### WHAT YOU HAVE TO DO
Restate each of the lines given below, word for word.

[begin RECORDS FOR THE TASK]

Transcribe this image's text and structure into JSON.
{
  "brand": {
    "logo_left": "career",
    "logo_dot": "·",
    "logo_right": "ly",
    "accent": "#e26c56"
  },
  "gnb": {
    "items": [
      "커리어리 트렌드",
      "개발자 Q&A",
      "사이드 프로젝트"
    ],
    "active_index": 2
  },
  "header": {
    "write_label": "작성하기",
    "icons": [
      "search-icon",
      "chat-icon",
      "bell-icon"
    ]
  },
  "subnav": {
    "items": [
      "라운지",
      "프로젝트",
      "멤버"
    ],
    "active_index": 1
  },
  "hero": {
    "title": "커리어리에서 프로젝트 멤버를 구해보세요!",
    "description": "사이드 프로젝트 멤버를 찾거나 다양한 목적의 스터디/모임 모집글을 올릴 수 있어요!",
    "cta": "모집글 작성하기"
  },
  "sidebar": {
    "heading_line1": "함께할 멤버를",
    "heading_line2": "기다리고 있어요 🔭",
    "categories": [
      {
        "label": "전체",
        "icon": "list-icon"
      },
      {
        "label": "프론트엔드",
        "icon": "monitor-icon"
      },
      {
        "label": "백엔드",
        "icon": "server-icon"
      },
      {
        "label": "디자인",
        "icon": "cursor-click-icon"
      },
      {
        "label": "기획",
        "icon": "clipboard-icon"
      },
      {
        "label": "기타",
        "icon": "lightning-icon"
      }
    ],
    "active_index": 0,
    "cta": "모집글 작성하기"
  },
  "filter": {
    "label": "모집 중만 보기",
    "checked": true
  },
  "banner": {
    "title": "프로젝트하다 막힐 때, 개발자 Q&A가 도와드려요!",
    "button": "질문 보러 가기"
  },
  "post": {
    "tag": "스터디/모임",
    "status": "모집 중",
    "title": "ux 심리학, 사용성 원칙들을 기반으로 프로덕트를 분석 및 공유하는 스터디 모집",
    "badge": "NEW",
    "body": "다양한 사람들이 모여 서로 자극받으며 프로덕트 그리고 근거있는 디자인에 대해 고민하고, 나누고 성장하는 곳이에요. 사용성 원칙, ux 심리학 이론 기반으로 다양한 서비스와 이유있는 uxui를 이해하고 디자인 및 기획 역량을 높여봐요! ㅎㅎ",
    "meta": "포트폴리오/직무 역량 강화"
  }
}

[end RECORDS FOR THE TASK]

### RESPONSE TO THE TASK
Transcribe this image's text and structure into JSON.
{
  "brand": {
    "logo_left": "career",
    "logo_dot": "·",
    "logo_right": "ly",
    "accent": "#e26c56"
  },
  "gnb": {
    "items": [
      "커리어리 트렌드",
      "개발자 Q&A",
      "사이드 프로젝트"
    ],
    "active_index": 2
  },
  "header": {
    "write_label": "작성하기",
    "icons": [
      "search-icon",
      "chat-icon",
      "bell-icon"
    ]
  },
  "subnav": {
    "items": [
      "라운지",
      "프로젝트",
      "멤버"
    ],
    "active_index": 1
  },
  "hero": {
    "title": "커리어리에서 프로젝트 멤버를 구해보세요!",
    "description": "사이드 프로젝트 멤버를 찾거나 다양한 목적의 스터디/모임 모집글을 올릴 수 있어요!",
    "cta": "모집글 작성하기"
  },
  "sidebar": {
    "heading_line1": "함께할 멤버를",
    "heading_line2": "기다리고 있어요 🔭",
    "categories": [
      {
        "label": "전체",
        "icon": "list-icon"
      },
      {
        "label": "프론트엔드",
        "icon": "monitor-icon"
      },
      {
        "label": "백엔드",
        "icon": "server-icon"
      },
      {
        "label": "디자인",
        "icon": "cursor-click-icon"
      },
      {
        "label": "기획",
        "icon": "clipboard-icon"
      },
      {
        "label": "기타",
        "icon": "lightning-icon"
      }
    ],
    "active_index": 0,
    "cta": "모집글 작성하기"
  },
  "filter": {
    "label": "모집 중만 보기",
    "checked": true
  },
  "banner": {
    "title": "프로젝트하다 막힐 때, 개발자 Q&A가 도와드려요!",
    "button": "질문 보러 가기"
  },
  "post": {
    "tag": "스터디/모임",
    "status": "모집 중",
    "title": "ux 심리학, 사용성 원칙들을 기반으로 프로덕트를 분석 및 공유하는 스터디 모집",
    "badge": "NEW",
    "body": "다양한 사람들이 모여 서로 자극받으며 프로덕트 그리고 근거있는 디자인에 대해 고민하고, 나누고 성장하는 곳이에요. 사용성 원칙, ux 심리학 이론 기반으로 다양한 서비스와 이유있는 uxui를 이해하고 디자인 및 기획 역량을 높여봐요! ㅎㅎ",
    "meta": "포트폴리오/직무 역량 강화"
  }
}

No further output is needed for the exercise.